[START OF PROVIDED RECORDS]
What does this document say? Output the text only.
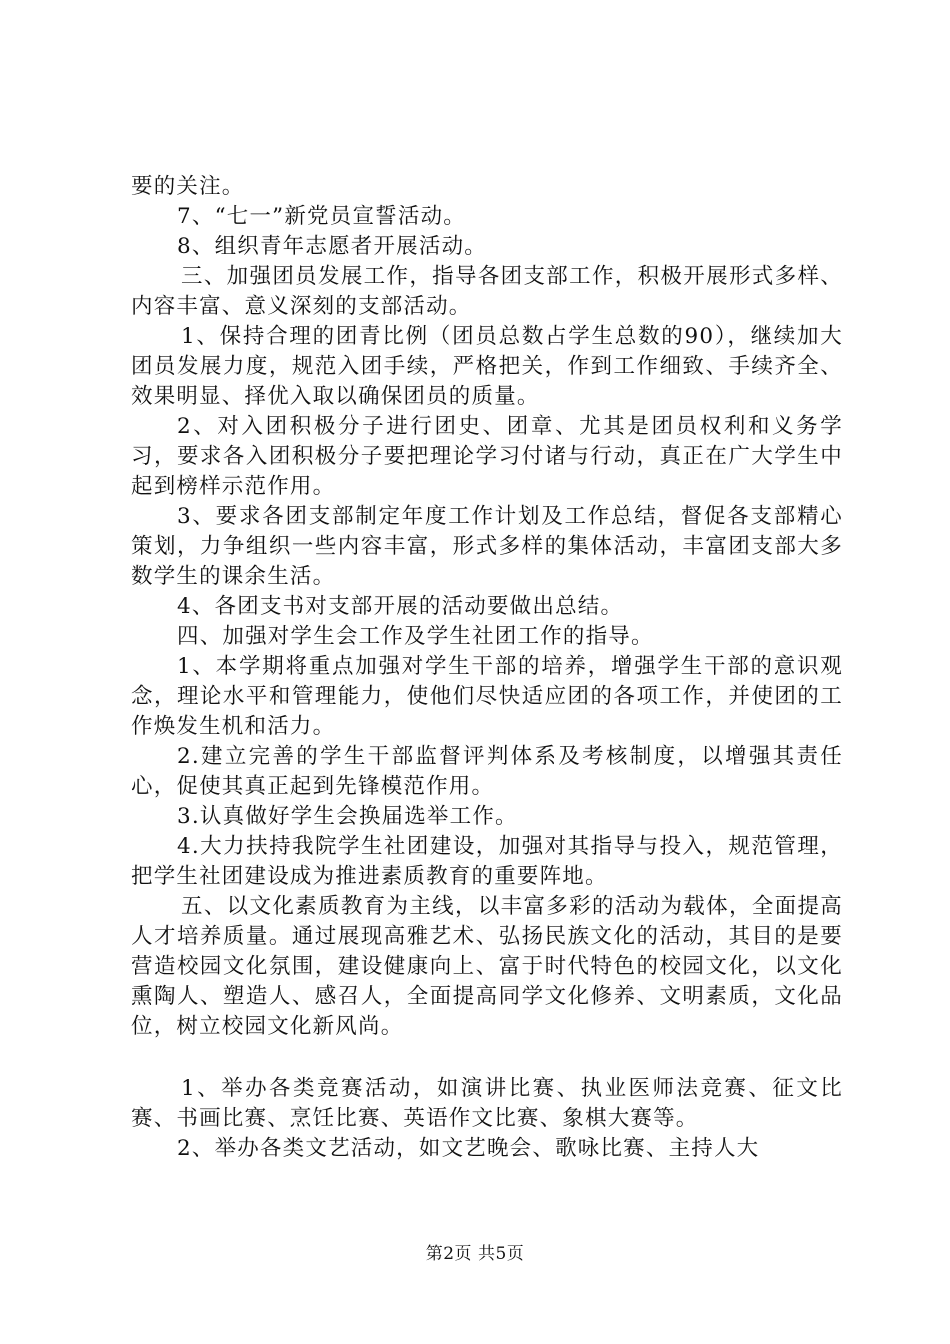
要的关注。

7、“七一”新党员宣誓活动。

8、组织青年志愿者开展活动。

三、加强团员发展工作，指导各团支部工作，积极开展形式多样、内容丰富、意义深刻的支部活动。

1、保持合理的团青比例（团员总数占学生总数的90），继续加大团员发展力度，规范入团手续，严格把关，作到工作细致、手续齐全、效果明显、择优入取以确保团员的质量。

2、对入团积极分子进行团史、团章、尤其是团员权利和义务学习，要求各入团积极分子要把理论学习付诸与行动，真正在广大学生中起到榜样示范作用。

3、要求各团支部制定年度工作计划及工作总结，督促各支部精心策划，力争组织一些内容丰富，形式多样的集体活动，丰富团支部大多数学生的课余生活。

4、各团支书对支部开展的活动要做出总结。

四、加强对学生会工作及学生社团工作的指导。

1、本学期将重点加强对学生干部的培养，增强学生干部的意识观念，理论水平和管理能力，使他们尽快适应团的各项工作，并使团的工作焕发生机和活力。

2.建立完善的学生干部监督评判体系及考核制度，以增强其责任心，促使其真正起到先锋模范作用。

3.认真做好学生会换届选举工作。

4.大力扶持我院学生社团建设，加强对其指导与投入，规范管理，把学生社团建设成为推进素质教育的重要阵地。

五、以文化素质教育为主线，以丰富多彩的活动为载体，全面提高人才培养质量。通过展现高雅艺术、弘扬民族文化的活动，其目的是要营造校园文化氛围，建设健康向上、富于时代特色的校园文化，以文化熏陶人、塑造人、感召人，全面提高同学文化修养、文明素质，文化品位，树立校园文化新风尚。

1、举办各类竞赛活动，如演讲比赛、执业医师法竞赛、征文比赛、书画比赛、烹饪比赛、英语作文比赛、象棋大赛等。

2、举办各类文艺活动，如文艺晚会、歌咏比赛、主持人大

第2页 共5页
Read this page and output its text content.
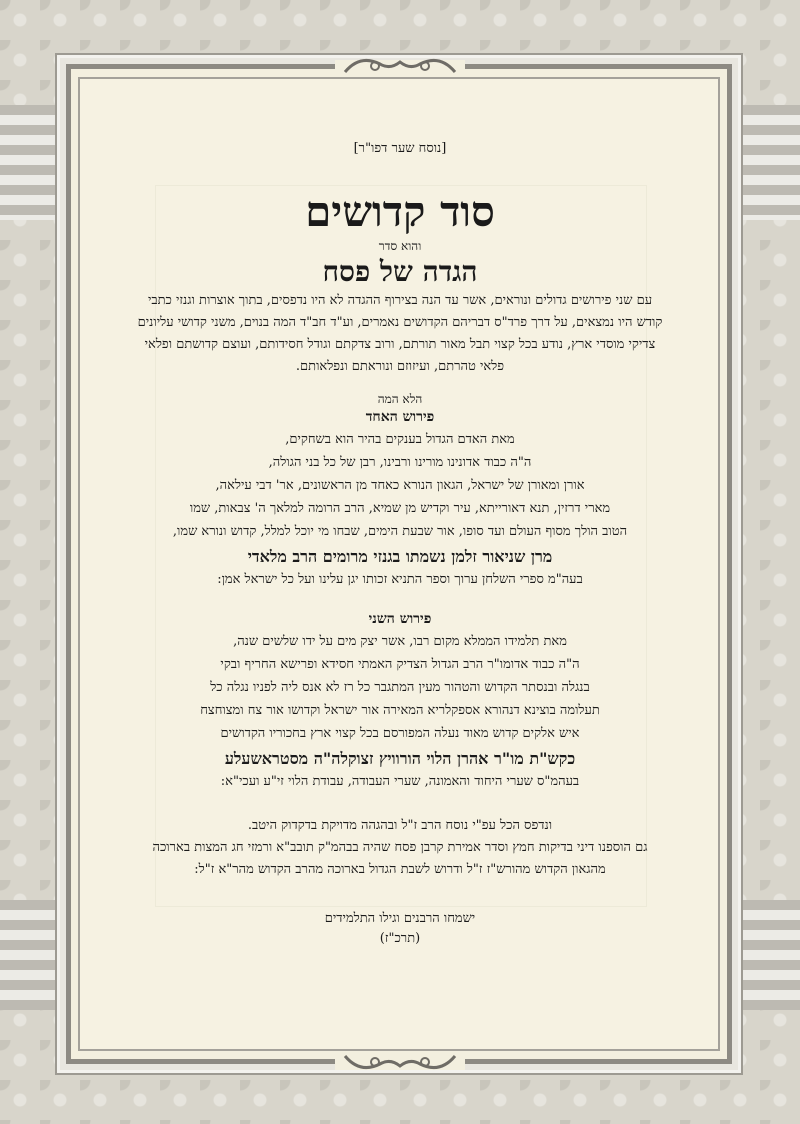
[נוסח שער דפו"ר]

סוד קדושים

והוא סדר

הגדה של פסח

עם שני פירושים גדולים ונוראים, אשר עד הנה בצירוף ההגדה לא היו נדפסים, בתוך אוצרות וגנזי כתבי

קודש היו נמצאים, על דרך פרד"ס דבריהם הקדושים נאמרים, וע"ד חב"ד המה בנוים, משני קדושי עליונים

צדיקי מוסדי ארץ, נודע בכל קצוי תבל מאור תורתם, ורוב צדקתם וגודל חסידותם, ועוצם קדושתם ופלאי

פלאי טהרתם, ועיזוזם ונוראתם ונפלאותם.

הלא המה

פירוש האחד

מאת האדם הגדול בענקים בהיר הוא בשחקים,

ה"ה כבוד אדונינו מורינו ורבינו, רבן של כל בני הגולה,

אורן ומאורן של ישראל, הגאון הנורא כאחד מן הראשונים, אר' דבי עילאה,

מארי דרזין, תנא דאורייתא, עיר וקדיש מן שמיא, הרב הרומה למלאך ה' צבאות, שמו

הטוב הולך מסוף העולם ועד סופו, אור שבעת הימים, שבחו מי יוכל למלל, קדוש ונורא שמו,

מרן שניאור זלמן נשמתו בגנזי מרומים הרב מלאדי

בעה"מ ספרי השלחן ערוך וספר התניא זכותו יגן עלינו ועל כל ישראל אמן:

פירוש השני

מאת תלמידו הממלא מקום רבו, אשר יצק מים על ידו שלשים שנה,

ה"ה כבוד אדומו"ר הרב הגדול הצדיק האמתי חסידא ופרישא החריף ובקי

בנגלה ובנסתר הקדוש והטהור מעין המתגבר כל רז לא אנס ליה לפניו נגלה כל

תעלומה בוצינא דנהורא אספקלריא המאירה אור ישראל וקדושו אור צח ומצוחצח

איש אלקים קדוש מאוד נעלה המפורסם בכל קצוי ארץ בחכוריו הקדושים

כקש"ת מו"ר אהרן הלוי הורוויץ זצוקלה"ה מסטראשעלע

בעהמ"ס שערי היחוד והאמונה, שערי העבודה, עבודת הלוי זי"ע ועכי"א:

ונדפס הכל עפ"י נוסח הרב ז"ל ובהגהה מדויקת בדקדוק היטב.

גם הוספנו דיני בדיקות חמץ וסדר אמירת קרבן פסח שהיה בבהמ"ק תובב"א ורמזי חג המצות בארוכה

מהגאון הקדוש מהורש"ז ז"ל ודרוש לשבת הגדול בארוכה מהרב הקדוש מהר"א ז"ל:

ישמחו הרבנים וגילו התלמידים

(תרכ"ז)
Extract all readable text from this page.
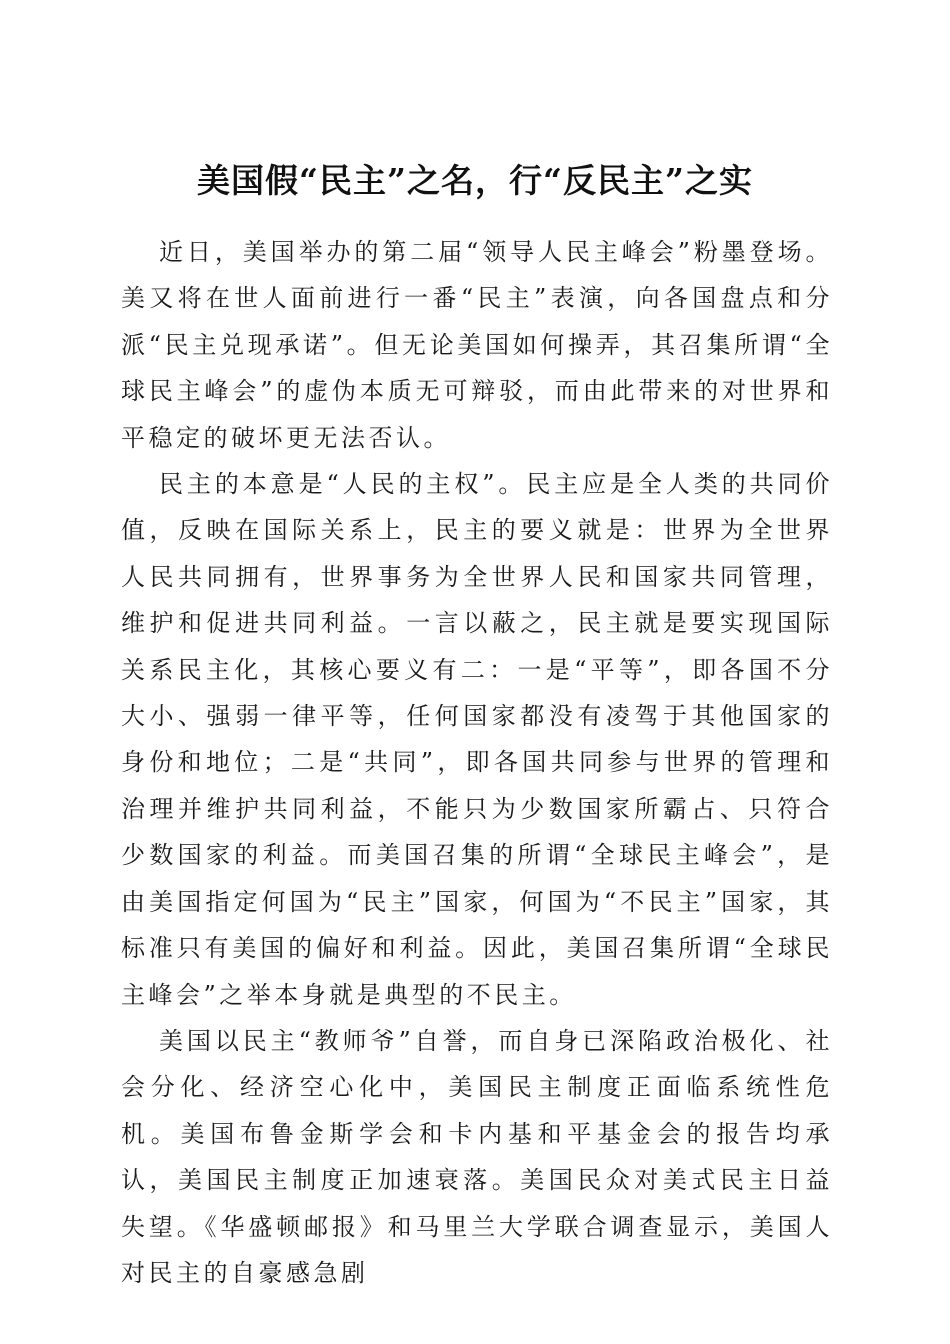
美国假“民主”之名，行“反民主”之实

近日，美国举办的第二届“领导人民主峰会”粉墨登场。美又将在世人面前进行一番“民主”表演，向各国盘点和分派“民主兑现承诺”。但无论美国如何操弄，其召集所谓“全球民主峰会”的虚伪本质无可辩驳，而由此带来的对世界和平稳定的破坏更无法否认。

民主的本意是“人民的主权”。民主应是全人类的共同价值，反映在国际关系上，民主的要义就是：世界为全世界人民共同拥有，世界事务为全世界人民和国家共同管理，维护和促进共同利益。一言以蔽之，民主就是要实现国际关系民主化，其核心要义有二：一是“平等”，即各国不分大小、强弱一律平等，任何国家都没有凌驾于其他国家的身份和地位；二是“共同”，即各国共同参与世界的管理和治理并维护共同利益，不能只为少数国家所霸占、只符合少数国家的利益。而美国召集的所谓“全球民主峰会”，是由美国指定何国为“民主”国家，何国为“不民主”国家，其标准只有美国的偏好和利益。因此，美国召集所谓“全球民主峰会”之举本身就是典型的不民主。

美国以民主“教师爷”自誉，而自身已深陷政治极化、社会分化、经济空心化中，美国民主制度正面临系统性危机。美国布鲁金斯学会和卡内基和平基金会的报告均承认，美国民主制度正加速衰落。美国民众对美式民主日益失望。《华盛顿邮报》和马里兰大学联合调查显示，美国人对民主的自豪感急剧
[END OF PROVIDED RECORDS]
Leave out the pictures and retype every line above exactly.

What does this document say? Output the text only.
要的关注。

7、“七一”新党员宣誓活动。

8、组织青年志愿者开展活动。

三、加强团员发展工作，指导各团支部工作，积极开展形式多样、内容丰富、意义深刻的支部活动。

1、保持合理的团青比例（团员总数占学生总数的90），继续加大团员发展力度，规范入团手续，严格把关，作到工作细致、手续齐全、效果明显、择优入取以确保团员的质量。

2、对入团积极分子进行团史、团章、尤其是团员权利和义务学习，要求各入团积极分子要把理论学习付诸与行动，真正在广大学生中起到榜样示范作用。

3、要求各团支部制定年度工作计划及工作总结，督促各支部精心策划，力争组织一些内容丰富，形式多样的集体活动，丰富团支部大多数学生的课余生活。

4、各团支书对支部开展的活动要做出总结。

四、加强对学生会工作及学生社团工作的指导。

1、本学期将重点加强对学生干部的培养，增强学生干部的意识观念，理论水平和管理能力，使他们尽快适应团的各项工作，并使团的工作焕发生机和活力。

2.建立完善的学生干部监督评判体系及考核制度，以增强其责任心，促使其真正起到先锋模范作用。

3.认真做好学生会换届选举工作。

4.大力扶持我院学生社团建设，加强对其指导与投入，规范管理，把学生社团建设成为推进素质教育的重要阵地。

五、以文化素质教育为主线，以丰富多彩的活动为载体，全面提高人才培养质量。通过展现高雅艺术、弘扬民族文化的活动，其目的是要营造校园文化氛围，建设健康向上、富于时代特色的校园文化，以文化熏陶人、塑造人、感召人，全面提高同学文化修养、文明素质，文化品位，树立校园文化新风尚。

1、举办各类竞赛活动，如演讲比赛、执业医师法竞赛、征文比赛、书画比赛、烹饪比赛、英语作文比赛、象棋大赛等。

2、举办各类文艺活动，如文艺晚会、歌咏比赛、主持人大

第2页 共5页
Read this page and output its text content.
[נוסח שער דפו"ר]

סוד קדושים

והוא סדר

הגדה של פסח

עם שני פירושים גדולים ונוראים, אשר עד הנה בצירוף ההגדה לא היו נדפסים, בתוך אוצרות וגנזי כתבי

קודש היו נמצאים, על דרך פרד"ס דבריהם הקדושים נאמרים, וע"ד חב"ד המה בנוים, משני קדושי עליונים

צדיקי מוסדי ארץ, נודע בכל קצוי תבל מאור תורתם, ורוב צדקתם וגודל חסידותם, ועוצם קדושתם ופלאי

פלאי טהרתם, ועיזוזם ונוראתם ונפלאותם.

הלא המה

פירוש האחד

מאת האדם הגדול בענקים בהיר הוא בשחקים,

ה"ה כבוד אדונינו מורינו ורבינו, רבן של כל בני הגולה,

אורן ומאורן של ישראל, הגאון הנורא כאחד מן הראשונים, אר' דבי עילאה,

מארי דרזין, תנא דאורייתא, עיר וקדיש מן שמיא, הרב הרומה למלאך ה' צבאות, שמו

הטוב הולך מסוף העולם ועד סופו, אור שבעת הימים, שבחו מי יוכל למלל, קדוש ונורא שמו,

מרן שניאור זלמן נשמתו בגנזי מרומים הרב מלאדי

בעה"מ ספרי השלחן ערוך וספר התניא זכותו יגן עלינו ועל כל ישראל אמן:

פירוש השני

מאת תלמידו הממלא מקום רבו, אשר יצק מים על ידו שלשים שנה,

ה"ה כבוד אדומו"ר הרב הגדול הצדיק האמתי חסידא ופרישא החריף ובקי

בנגלה ובנסתר הקדוש והטהור מעין המתגבר כל רז לא אנס ליה לפניו נגלה כל

תעלומה בוצינא דנהורא אספקלריא המאירה אור ישראל וקדושו אור צח ומצוחצח

איש אלקים קדוש מאוד נעלה המפורסם בכל קצוי ארץ בחכוריו הקדושים

כקש"ת מו"ר אהרן הלוי הורוויץ זצוקלה"ה מסטראשעלע

בעהמ"ס שערי היחוד והאמונה, שערי העבודה, עבודת הלוי זי"ע ועכי"א:

ונדפס הכל עפ"י נוסח הרב ז"ל ובהגהה מדויקת בדקדוק היטב.

גם הוספנו דיני בדיקות חמץ וסדר אמירת קרבן פסח שהיה בבהמ"ק תובב"א ורמזי חג המצות בארוכה

מהגאון הקדוש מהורש"ז ז"ל ודרוש לשבת הגדול בארוכה מהרב הקדוש מהר"א ז"ל:

ישמחו הרבנים וגילו התלמידים

(תרכ"ז)
Extract all readable text from this page.
美国假“民主”之名，行“反民主”之实

近日，美国举办的第二届“领导人民主峰会”粉墨登场。美又将在世人面前进行一番“民主”表演，向各国盘点和分派“民主兑现承诺”。但无论美国如何操弄，其召集所谓“全球民主峰会”的虚伪本质无可辩驳，而由此带来的对世界和平稳定的破坏更无法否认。

民主的本意是“人民的主权”。民主应是全人类的共同价值，反映在国际关系上，民主的要义就是：世界为全世界人民共同拥有，世界事务为全世界人民和国家共同管理，维护和促进共同利益。一言以蔽之，民主就是要实现国际关系民主化，其核心要义有二：一是“平等”，即各国不分大小、强弱一律平等，任何国家都没有凌驾于其他国家的身份和地位；二是“共同”，即各国共同参与世界的管理和治理并维护共同利益，不能只为少数国家所霸占、只符合少数国家的利益。而美国召集的所谓“全球民主峰会”，是由美国指定何国为“民主”国家，何国为“不民主”国家，其标准只有美国的偏好和利益。因此，美国召集所谓“全球民主峰会”之举本身就是典型的不民主。

美国以民主“教师爷”自誉，而自身已深陷政治极化、社会分化、经济空心化中，美国民主制度正面临系统性危机。美国布鲁金斯学会和卡内基和平基金会的报告均承认，美国民主制度正加速衰落。美国民众对美式民主日益失望。《华盛顿邮报》和马里兰大学联合调查显示，美国人对民主的自豪感急剧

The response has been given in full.